### TEXT EXTRACT
[start]

What shines through the early Ardent sessions is everyone’s unbridled enthusiasm, and for Chris Bell in particular, an optimism that had yet to be crushed under the weight of #1 Record’s commercial failure. From the earliest track, “Psychedelic Stuff,” through the British Invasion tones of the Wallabys, breakthrough compositions like “All I See is You,” and material that would be re-recorded by Big Star, everything rings with a sense of musicians chasing their muse, unencumbered by commercial considerations and with a growing sense that they could make music as meaningful and moving as their idols. Alec Palao’s liner notes include insightful interviews with John Fry, Steve Rhea, Terry Manning, Alan Palmore, Jody Stephens, Tom Eubanks, providing detail on the scene, sessions and tracks.
The eight tracks added to I Am the Cosmos include alternate versions, backing tracks and mixes that provide the final clues as to the journey Bell’s songs took throughout his lifetime. As Alec Palao notes, “unless some new studio sessions come to light in the future, [this set] is essentially the last word on the work of this quixotic talent.” Omnivore relocates the Icewater and Rock City tracks Rhino added in 2009 to a more natural spot on Looking Forward, and adds several mixes from the Big Star documentary Nothing Can Hurt Me. Bob Mehr’s liner notes tell of Bell’s spiritual, musical and geographical odysseys to record, overdub, mix and find a record deal. Alec Palao’s track notes further dissect Bell’s artistic restlessness by piecing together details of his intercontinental quest for perfection.

[end]

[Data lines]
[start]

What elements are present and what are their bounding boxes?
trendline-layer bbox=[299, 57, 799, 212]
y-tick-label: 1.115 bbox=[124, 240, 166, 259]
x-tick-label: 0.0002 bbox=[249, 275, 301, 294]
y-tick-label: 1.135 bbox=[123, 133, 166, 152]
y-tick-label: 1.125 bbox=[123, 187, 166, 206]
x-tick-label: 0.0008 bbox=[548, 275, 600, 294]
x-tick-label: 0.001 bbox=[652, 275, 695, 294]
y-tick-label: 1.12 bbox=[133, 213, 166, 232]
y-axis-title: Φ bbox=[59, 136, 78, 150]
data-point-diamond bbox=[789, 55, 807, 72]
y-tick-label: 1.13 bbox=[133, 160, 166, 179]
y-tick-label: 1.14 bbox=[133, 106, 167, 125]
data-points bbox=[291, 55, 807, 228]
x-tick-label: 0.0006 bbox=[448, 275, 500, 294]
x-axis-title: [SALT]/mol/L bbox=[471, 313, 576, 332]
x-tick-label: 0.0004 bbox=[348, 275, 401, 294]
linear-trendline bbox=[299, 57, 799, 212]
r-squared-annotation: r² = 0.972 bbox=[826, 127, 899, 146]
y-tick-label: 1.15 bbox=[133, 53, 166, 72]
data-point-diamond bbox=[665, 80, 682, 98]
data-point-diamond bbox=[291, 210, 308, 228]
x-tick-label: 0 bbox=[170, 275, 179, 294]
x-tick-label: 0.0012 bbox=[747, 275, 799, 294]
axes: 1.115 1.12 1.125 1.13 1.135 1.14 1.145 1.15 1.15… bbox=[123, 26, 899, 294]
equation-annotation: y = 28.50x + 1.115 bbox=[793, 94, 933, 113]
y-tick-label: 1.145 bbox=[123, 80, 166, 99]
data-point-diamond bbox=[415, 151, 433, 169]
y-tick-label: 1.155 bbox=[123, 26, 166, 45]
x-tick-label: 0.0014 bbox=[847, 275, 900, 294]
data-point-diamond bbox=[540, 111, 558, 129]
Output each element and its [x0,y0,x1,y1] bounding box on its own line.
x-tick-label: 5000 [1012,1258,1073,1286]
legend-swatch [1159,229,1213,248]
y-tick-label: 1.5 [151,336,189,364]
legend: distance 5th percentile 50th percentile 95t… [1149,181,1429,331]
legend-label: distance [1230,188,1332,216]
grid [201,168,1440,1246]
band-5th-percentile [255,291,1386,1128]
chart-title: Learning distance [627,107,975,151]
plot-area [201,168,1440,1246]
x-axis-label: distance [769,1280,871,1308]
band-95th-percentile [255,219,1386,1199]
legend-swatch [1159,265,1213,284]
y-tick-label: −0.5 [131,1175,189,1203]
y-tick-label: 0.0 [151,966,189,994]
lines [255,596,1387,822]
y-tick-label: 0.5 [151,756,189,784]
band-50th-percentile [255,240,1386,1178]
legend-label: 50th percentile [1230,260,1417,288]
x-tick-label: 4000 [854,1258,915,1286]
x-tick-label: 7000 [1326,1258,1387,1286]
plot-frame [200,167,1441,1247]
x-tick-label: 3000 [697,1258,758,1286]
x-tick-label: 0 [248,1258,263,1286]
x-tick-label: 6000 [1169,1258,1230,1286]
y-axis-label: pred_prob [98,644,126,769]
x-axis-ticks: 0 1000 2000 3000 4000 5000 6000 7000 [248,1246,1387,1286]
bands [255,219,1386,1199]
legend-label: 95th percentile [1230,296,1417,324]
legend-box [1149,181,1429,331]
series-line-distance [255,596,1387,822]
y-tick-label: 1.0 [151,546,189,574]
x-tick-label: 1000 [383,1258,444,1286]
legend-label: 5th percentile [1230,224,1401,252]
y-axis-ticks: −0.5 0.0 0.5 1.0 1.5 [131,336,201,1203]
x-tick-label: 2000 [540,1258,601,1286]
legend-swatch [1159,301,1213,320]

[end]

### TASK PROMPT
Could you set down the entire Chris Bell review word for word, with nothing changed? The records are separate material with no connection to the Chris Bell review.

### REPLY
What shines through the early Ardent sessions is everyone’s unbridled enthusiasm, and for Chris Bell in particular, an optimism that had yet to be crushed under the weight of #1 Record’s commercial failure. From the earliest track, “Psychedelic Stuff,” through the British Invasion tones of the Wallabys, breakthrough compositions like “All I See is You,” and material that would be re-recorded by Big Star, everything rings with a sense of musicians chasing their muse, unencumbered by commercial considerations and with a growing sense that they could make music as meaningful and moving as their idols. Alec Palao’s liner notes include insightful interviews with John Fry, Steve Rhea, Terry Manning, Alan Palmore, Jody Stephens, Tom Eubanks, providing detail on the scene, sessions and tracks.
The eight tracks added to I Am the Cosmos include alternate versions, backing tracks and mixes that provide the final clues as to the journey Bell’s songs took throughout his lifetime. As Alec Palao notes, “unless some new studio sessions come to light in the future, [this set] is essentially the last word on the work of this quixotic talent.” Omnivore relocates the Icewater and Rock City tracks Rhino added in 2009 to a more natural spot on Looking Forward, and adds several mixes from the Big Star documentary Nothing Can Hurt Me. Bob Mehr’s liner notes tell of Bell’s spiritual, musical and geographical odysseys to record, overdub, mix and find a record deal. Alec Palao’s track notes further dissect Bell’s artistic restlessness by piecing together details of his intercontinental quest for perfection.